(Data tied to figure images)
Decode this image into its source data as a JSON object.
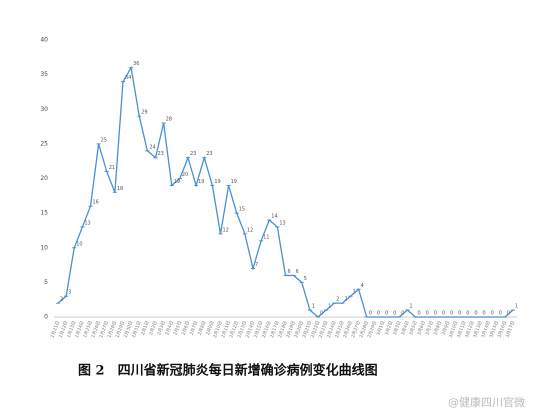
{
  "chart_data": {
    "type": "line",
    "caption": "图 2　四川省新冠肺炎每日新增确诊病例变化曲线图",
    "watermark": "@健康四川官微",
    "categories": [
      "1月21日",
      "1月22日",
      "1月23日",
      "1月24日",
      "1月25日",
      "1月26日",
      "1月27日",
      "1月28日",
      "1月29日",
      "1月30日",
      "1月31日",
      "2月1日",
      "2月2日",
      "2月3日",
      "2月4日",
      "2月5日",
      "2月6日",
      "2月7日",
      "2月8日",
      "2月9日",
      "2月10日",
      "2月11日",
      "2月12日",
      "2月13日",
      "2月14日",
      "2月15日",
      "2月16日",
      "2月17日",
      "2月18日",
      "2月19日",
      "2月20日",
      "2月21日",
      "2月22日",
      "2月23日",
      "2月24日",
      "2月25日",
      "2月26日",
      "2月27日",
      "2月28日",
      "2月29日",
      "3月1日",
      "3月2日",
      "3月3日",
      "3月4日",
      "3月5日",
      "3月6日",
      "3月7日",
      "3月8日",
      "3月9日",
      "3月10日",
      "3月11日",
      "3月12日",
      "3月13日",
      "3月14日",
      "3月15日",
      "3月16日",
      "3月17日"
    ],
    "series": [
      {
        "name": "新增确诊",
        "color": "#4a8fd6",
        "values": [
          2,
          3,
          10,
          13,
          16,
          25,
          21,
          18,
          34,
          36,
          29,
          24,
          23,
          28,
          19,
          20,
          23,
          19,
          23,
          19,
          12,
          19,
          15,
          12,
          7,
          11,
          14,
          13,
          6,
          6,
          5,
          1,
          0,
          1,
          2,
          2,
          3,
          4,
          0,
          0,
          0,
          0,
          0,
          1,
          0,
          0,
          0,
          0,
          0,
          0,
          0,
          0,
          0,
          0,
          0,
          0,
          1
        ]
      }
    ],
    "ylim": [
      0,
      40
    ],
    "yticks": [
      0,
      5,
      10,
      15,
      20,
      25,
      30,
      35,
      40
    ],
    "grid": false
  }
}
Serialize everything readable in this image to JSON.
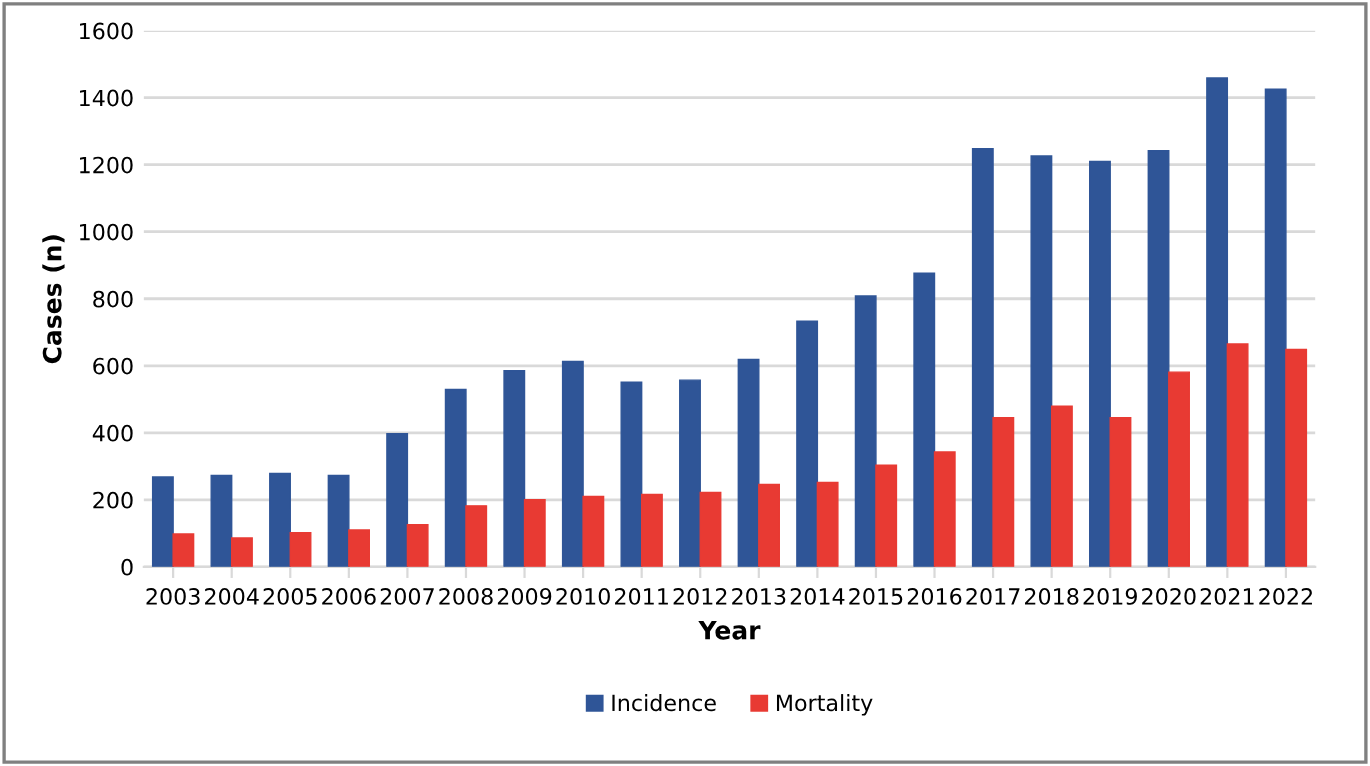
{
  "chart_data": {
    "type": "bar",
    "xlabel": "Year",
    "ylabel": "Cases (n)",
    "categories": [
      "2003",
      "2004",
      "2005",
      "2006",
      "2007",
      "2008",
      "2009",
      "2010",
      "2011",
      "2012",
      "2013",
      "2014",
      "2015",
      "2016",
      "2017",
      "2018",
      "2019",
      "2020",
      "2021",
      "2022"
    ],
    "series": [
      {
        "name": "Incidence",
        "color": "#2f5597",
        "values": [
          268,
          273,
          279,
          273,
          397,
          529,
          585,
          613,
          551,
          557,
          619,
          733,
          808,
          876,
          1248,
          1226,
          1210,
          1242,
          1459,
          1425
        ]
      },
      {
        "name": "Mortality",
        "color": "#e83a33",
        "values": [
          98,
          86,
          102,
          110,
          126,
          182,
          200,
          210,
          216,
          222,
          246,
          252,
          303,
          343,
          445,
          479,
          445,
          581,
          665,
          649
        ]
      }
    ],
    "ylim": [
      0,
      1600
    ],
    "yticks": [
      0,
      200,
      400,
      600,
      800,
      1000,
      1200,
      1400,
      1600
    ],
    "grid": "y",
    "legend": "bottom"
  }
}
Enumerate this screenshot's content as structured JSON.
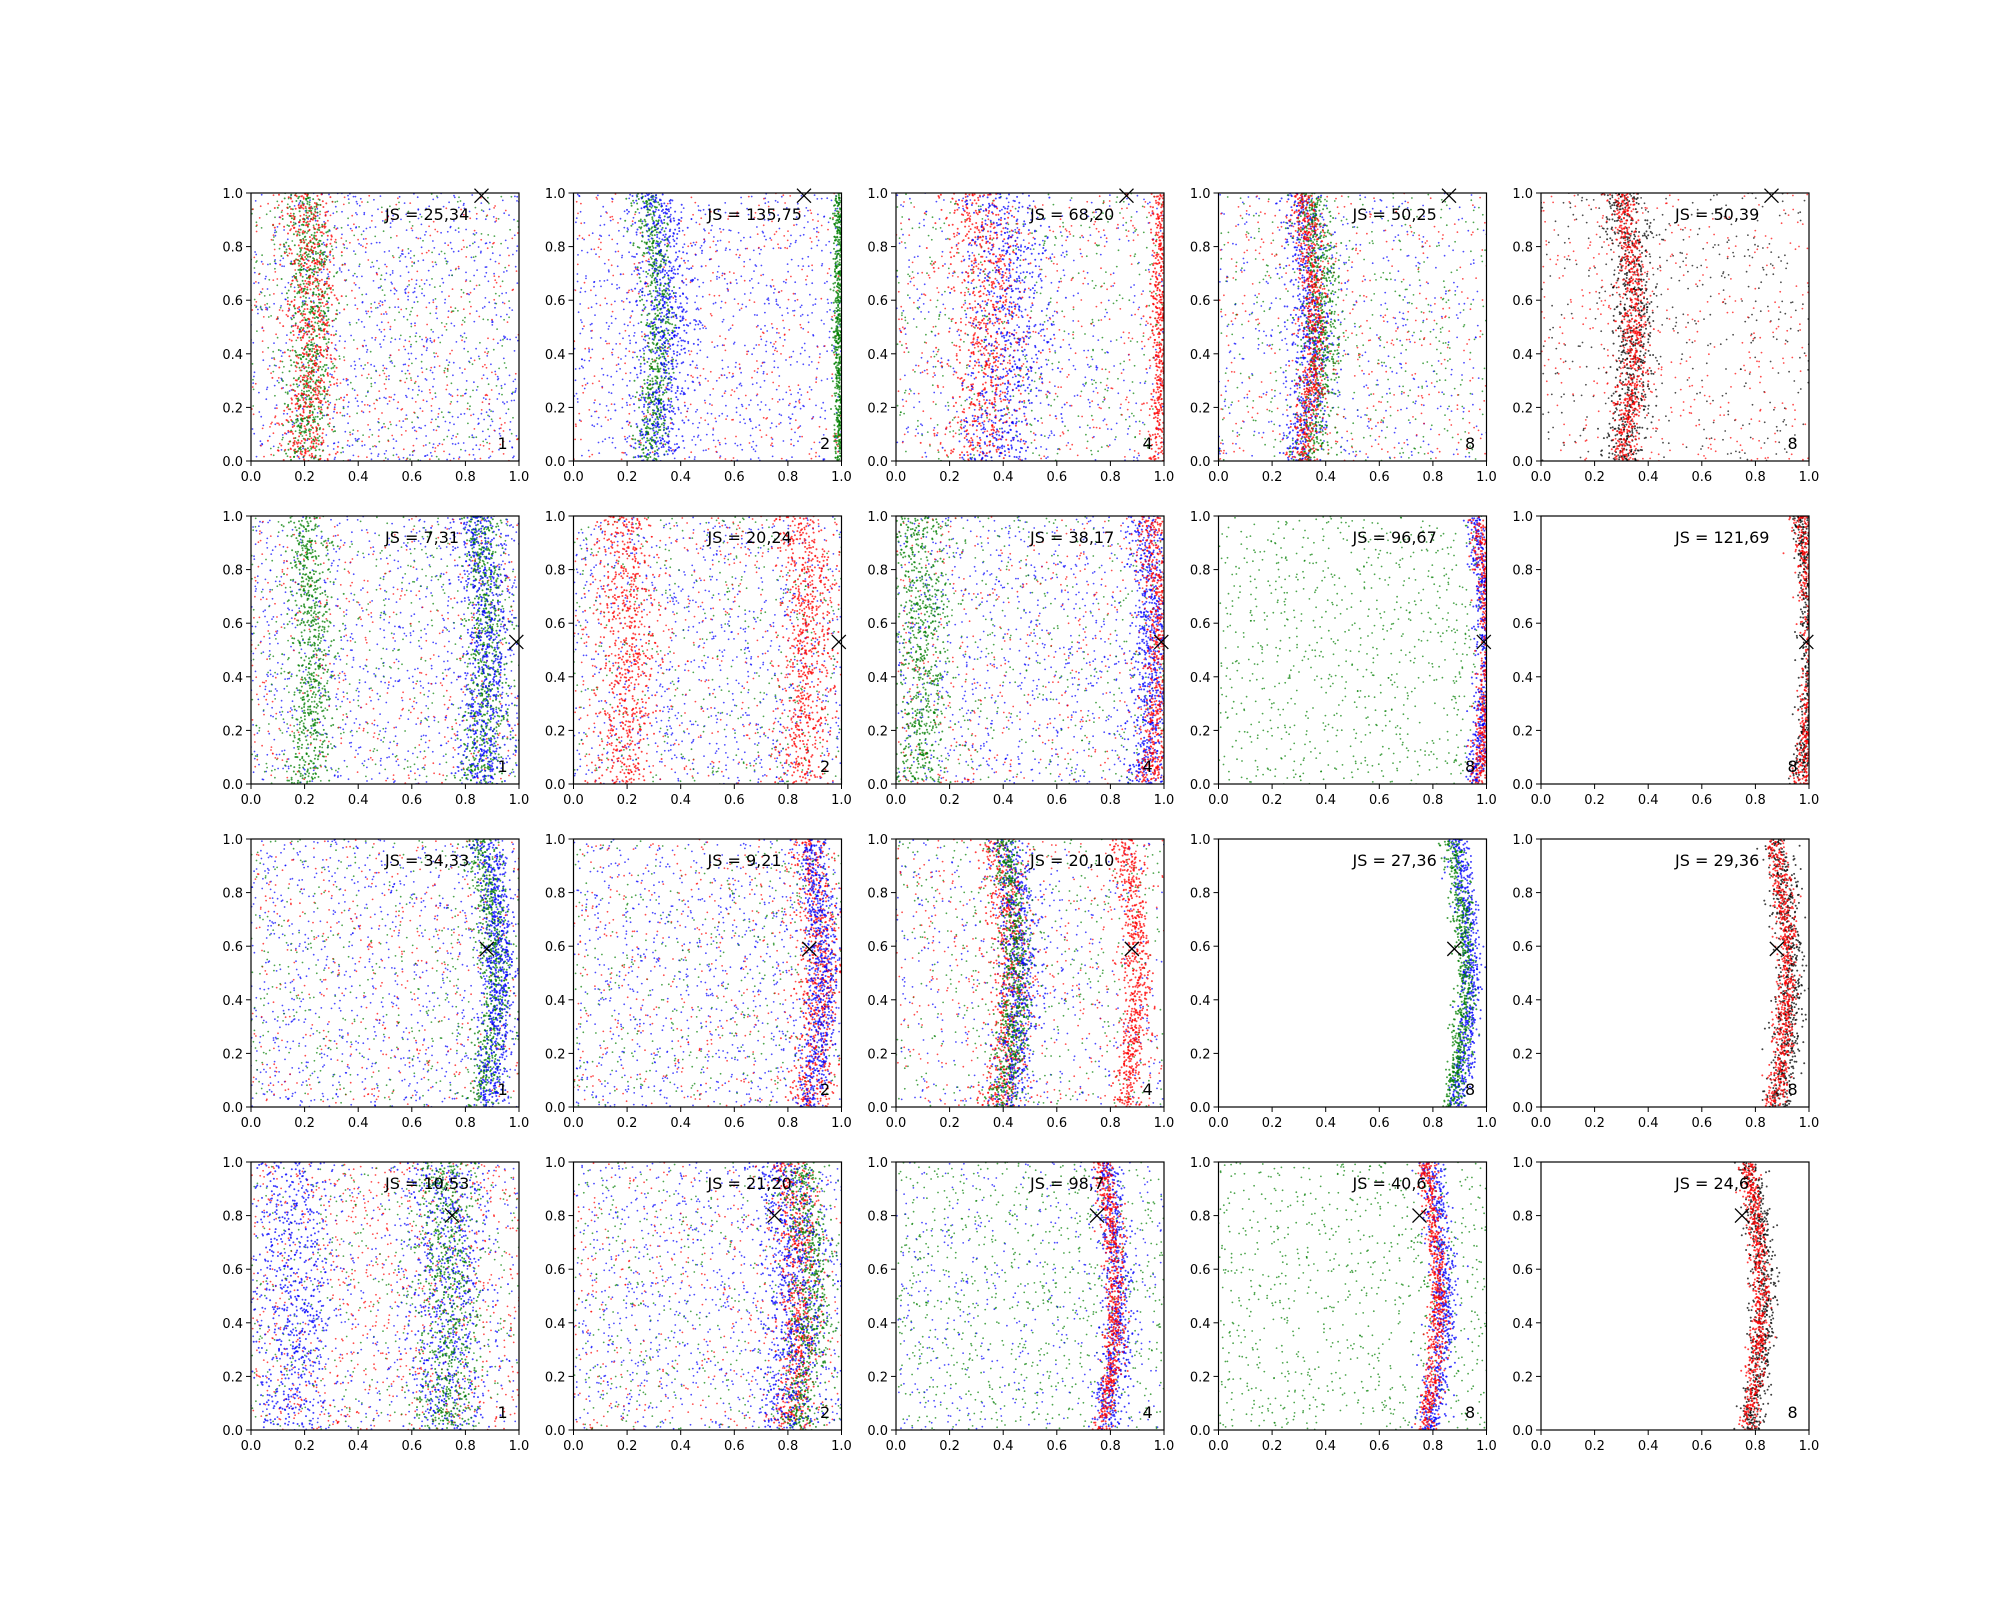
{
  "chart_data": {
    "type": "scatter",
    "grid": false,
    "xlim": [
      0,
      1
    ],
    "ylim": [
      0,
      1
    ],
    "x_ticks": [
      "0.0",
      "0.2",
      "0.4",
      "0.6",
      "0.8",
      "1.0"
    ],
    "y_ticks": [
      "0.0",
      "0.2",
      "0.4",
      "0.6",
      "0.8",
      "1.0"
    ],
    "colors": {
      "blue": "#0000ff",
      "green": "#007f00",
      "red": "#ff0000",
      "black": "#000000"
    },
    "panels": [
      {
        "row": 0,
        "col": 0,
        "js": "JS = 25,34",
        "label": "1",
        "marker": [
          0.86,
          0.99
        ],
        "bands": [
          {
            "c": "green",
            "x": 0.2,
            "w": 0.04,
            "a": 0.03
          },
          {
            "c": "red",
            "x": 0.2,
            "w": 0.05,
            "a": 0.03
          }
        ],
        "spread": [
          "blue",
          "blue",
          "green",
          "red"
        ]
      },
      {
        "row": 0,
        "col": 1,
        "js": "JS = 135,75",
        "label": "2",
        "marker": [
          0.86,
          0.99
        ],
        "bands": [
          {
            "c": "green",
            "x": 0.27,
            "w": 0.03,
            "a": 0.05
          },
          {
            "c": "blue",
            "x": 0.3,
            "w": 0.05,
            "a": 0.05
          },
          {
            "c": "green",
            "x": 0.99,
            "w": 0.01,
            "a": 0.0
          }
        ],
        "spread": [
          "blue",
          "blue",
          "red"
        ]
      },
      {
        "row": 0,
        "col": 2,
        "js": "JS = 68,20",
        "label": "4",
        "marker": [
          0.86,
          0.99
        ],
        "bands": [
          {
            "c": "red",
            "x": 0.3,
            "w": 0.07,
            "a": 0.05
          },
          {
            "c": "blue",
            "x": 0.38,
            "w": 0.08,
            "a": 0.05
          },
          {
            "c": "red",
            "x": 0.99,
            "w": 0.02,
            "a": 0.0
          }
        ],
        "spread": [
          "blue",
          "green",
          "red"
        ]
      },
      {
        "row": 0,
        "col": 3,
        "js": "JS = 50,25",
        "label": "8",
        "marker": [
          0.86,
          0.99
        ],
        "bands": [
          {
            "c": "blue",
            "x": 0.3,
            "w": 0.04,
            "a": 0.05
          },
          {
            "c": "green",
            "x": 0.34,
            "w": 0.035,
            "a": 0.05
          },
          {
            "c": "red",
            "x": 0.31,
            "w": 0.025,
            "a": 0.05
          }
        ],
        "spread": [
          "green",
          "blue",
          "red"
        ]
      },
      {
        "row": 0,
        "col": 4,
        "js": "JS = 50,39",
        "label": "8",
        "marker": [
          0.86,
          0.99
        ],
        "bands": [
          {
            "c": "black",
            "x": 0.3,
            "w": 0.04,
            "a": 0.05
          },
          {
            "c": "red",
            "x": 0.3,
            "w": 0.025,
            "a": 0.05
          }
        ],
        "spread": [
          "black",
          "red"
        ]
      },
      {
        "row": 1,
        "col": 0,
        "js": "JS = 7,31",
        "label": "1",
        "marker": [
          0.99,
          0.53
        ],
        "bands": [
          {
            "c": "green",
            "x": 0.2,
            "w": 0.04,
            "a": 0.03
          },
          {
            "c": "green",
            "x": 0.85,
            "w": 0.04,
            "a": 0.03
          },
          {
            "c": "blue",
            "x": 0.85,
            "w": 0.05,
            "a": 0.03
          }
        ],
        "spread": [
          "blue",
          "blue",
          "green",
          "red"
        ]
      },
      {
        "row": 1,
        "col": 1,
        "js": "JS = 20,24",
        "label": "2",
        "marker": [
          0.99,
          0.53
        ],
        "bands": [
          {
            "c": "red",
            "x": 0.18,
            "w": 0.06,
            "a": 0.03
          },
          {
            "c": "red",
            "x": 0.85,
            "w": 0.05,
            "a": 0.03
          }
        ],
        "spread": [
          "blue",
          "blue",
          "green",
          "red"
        ]
      },
      {
        "row": 1,
        "col": 2,
        "js": "JS = 38,17",
        "label": "4",
        "marker": [
          0.99,
          0.53
        ],
        "bands": [
          {
            "c": "green",
            "x": 0.08,
            "w": 0.05,
            "a": 0.02
          },
          {
            "c": "blue",
            "x": 0.92,
            "w": 0.04,
            "a": 0.04
          },
          {
            "c": "red",
            "x": 0.95,
            "w": 0.03,
            "a": 0.04
          }
        ],
        "spread": [
          "blue",
          "blue",
          "green",
          "red"
        ]
      },
      {
        "row": 1,
        "col": 3,
        "js": "JS = 96,67",
        "label": "8",
        "marker": [
          0.99,
          0.53
        ],
        "bands": [
          {
            "c": "blue",
            "x": 0.96,
            "w": 0.02,
            "a": 0.04
          },
          {
            "c": "red",
            "x": 0.97,
            "w": 0.02,
            "a": 0.04
          }
        ],
        "spread": [
          "green",
          "green"
        ]
      },
      {
        "row": 1,
        "col": 4,
        "js": "JS = 121,69",
        "label": "8",
        "marker": [
          0.99,
          0.53
        ],
        "bands": [
          {
            "c": "black",
            "x": 0.97,
            "w": 0.02,
            "a": 0.04
          },
          {
            "c": "red",
            "x": 0.97,
            "w": 0.02,
            "a": 0.04
          }
        ],
        "spread": []
      },
      {
        "row": 2,
        "col": 0,
        "js": "JS = 34,33",
        "label": "1",
        "marker": [
          0.88,
          0.59
        ],
        "bands": [
          {
            "c": "green",
            "x": 0.86,
            "w": 0.03,
            "a": 0.05
          },
          {
            "c": "blue",
            "x": 0.88,
            "w": 0.03,
            "a": 0.05
          }
        ],
        "spread": [
          "blue",
          "blue",
          "red",
          "green"
        ]
      },
      {
        "row": 2,
        "col": 1,
        "js": "JS = 9,21",
        "label": "2",
        "marker": [
          0.88,
          0.59
        ],
        "bands": [
          {
            "c": "red",
            "x": 0.87,
            "w": 0.04,
            "a": 0.05
          },
          {
            "c": "blue",
            "x": 0.88,
            "w": 0.03,
            "a": 0.05
          }
        ],
        "spread": [
          "blue",
          "blue",
          "green",
          "red"
        ]
      },
      {
        "row": 2,
        "col": 2,
        "js": "JS = 20,10",
        "label": "4",
        "marker": [
          0.88,
          0.59
        ],
        "bands": [
          {
            "c": "red",
            "x": 0.38,
            "w": 0.04,
            "a": 0.05
          },
          {
            "c": "blue",
            "x": 0.42,
            "w": 0.04,
            "a": 0.05
          },
          {
            "c": "green",
            "x": 0.4,
            "w": 0.03,
            "a": 0.05
          },
          {
            "c": "red",
            "x": 0.85,
            "w": 0.025,
            "a": 0.05
          }
        ],
        "spread": [
          "blue",
          "green",
          "red"
        ]
      },
      {
        "row": 2,
        "col": 3,
        "js": "JS = 27,36",
        "label": "8",
        "marker": [
          0.88,
          0.59
        ],
        "bands": [
          {
            "c": "blue",
            "x": 0.89,
            "w": 0.02,
            "a": 0.05
          },
          {
            "c": "green",
            "x": 0.87,
            "w": 0.02,
            "a": 0.05
          }
        ],
        "spread": []
      },
      {
        "row": 2,
        "col": 4,
        "js": "JS = 29,36",
        "label": "8",
        "marker": [
          0.88,
          0.59
        ],
        "bands": [
          {
            "c": "black",
            "x": 0.88,
            "w": 0.03,
            "a": 0.05
          },
          {
            "c": "red",
            "x": 0.87,
            "w": 0.02,
            "a": 0.05
          }
        ],
        "spread": []
      },
      {
        "row": 3,
        "col": 0,
        "js": "JS = 10,53",
        "label": "1",
        "marker": [
          0.75,
          0.8
        ],
        "bands": [
          {
            "c": "blue",
            "x": 0.15,
            "w": 0.08,
            "a": 0.02
          },
          {
            "c": "blue",
            "x": 0.72,
            "w": 0.08,
            "a": 0.02
          },
          {
            "c": "green",
            "x": 0.72,
            "w": 0.06,
            "a": 0.02
          }
        ],
        "spread": [
          "red",
          "red",
          "green",
          "blue"
        ]
      },
      {
        "row": 3,
        "col": 1,
        "js": "JS = 21,20",
        "label": "2",
        "marker": [
          0.75,
          0.8
        ],
        "bands": [
          {
            "c": "red",
            "x": 0.8,
            "w": 0.04,
            "a": 0.05
          },
          {
            "c": "green",
            "x": 0.84,
            "w": 0.04,
            "a": 0.05
          },
          {
            "c": "blue",
            "x": 0.78,
            "w": 0.06,
            "a": 0.05
          }
        ],
        "spread": [
          "blue",
          "blue",
          "red",
          "green"
        ]
      },
      {
        "row": 3,
        "col": 2,
        "js": "JS = 98,7",
        "label": "4",
        "marker": [
          0.75,
          0.8
        ],
        "bands": [
          {
            "c": "blue",
            "x": 0.78,
            "w": 0.03,
            "a": 0.05
          },
          {
            "c": "red",
            "x": 0.77,
            "w": 0.02,
            "a": 0.05
          }
        ],
        "spread": [
          "green",
          "green",
          "blue"
        ]
      },
      {
        "row": 3,
        "col": 3,
        "js": "JS = 40,6",
        "label": "8",
        "marker": [
          0.75,
          0.8
        ],
        "bands": [
          {
            "c": "blue",
            "x": 0.79,
            "w": 0.025,
            "a": 0.05
          },
          {
            "c": "red",
            "x": 0.77,
            "w": 0.018,
            "a": 0.05
          }
        ],
        "spread": [
          "green",
          "green"
        ]
      },
      {
        "row": 3,
        "col": 4,
        "js": "JS = 24,6",
        "label": "8",
        "marker": [
          0.75,
          0.8
        ],
        "bands": [
          {
            "c": "black",
            "x": 0.78,
            "w": 0.025,
            "a": 0.05
          },
          {
            "c": "red",
            "x": 0.77,
            "w": 0.018,
            "a": 0.05
          }
        ],
        "spread": []
      }
    ]
  }
}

Your instructions
How many of the lines above include the word "name"? Respond with the number alone.

Problem solution
3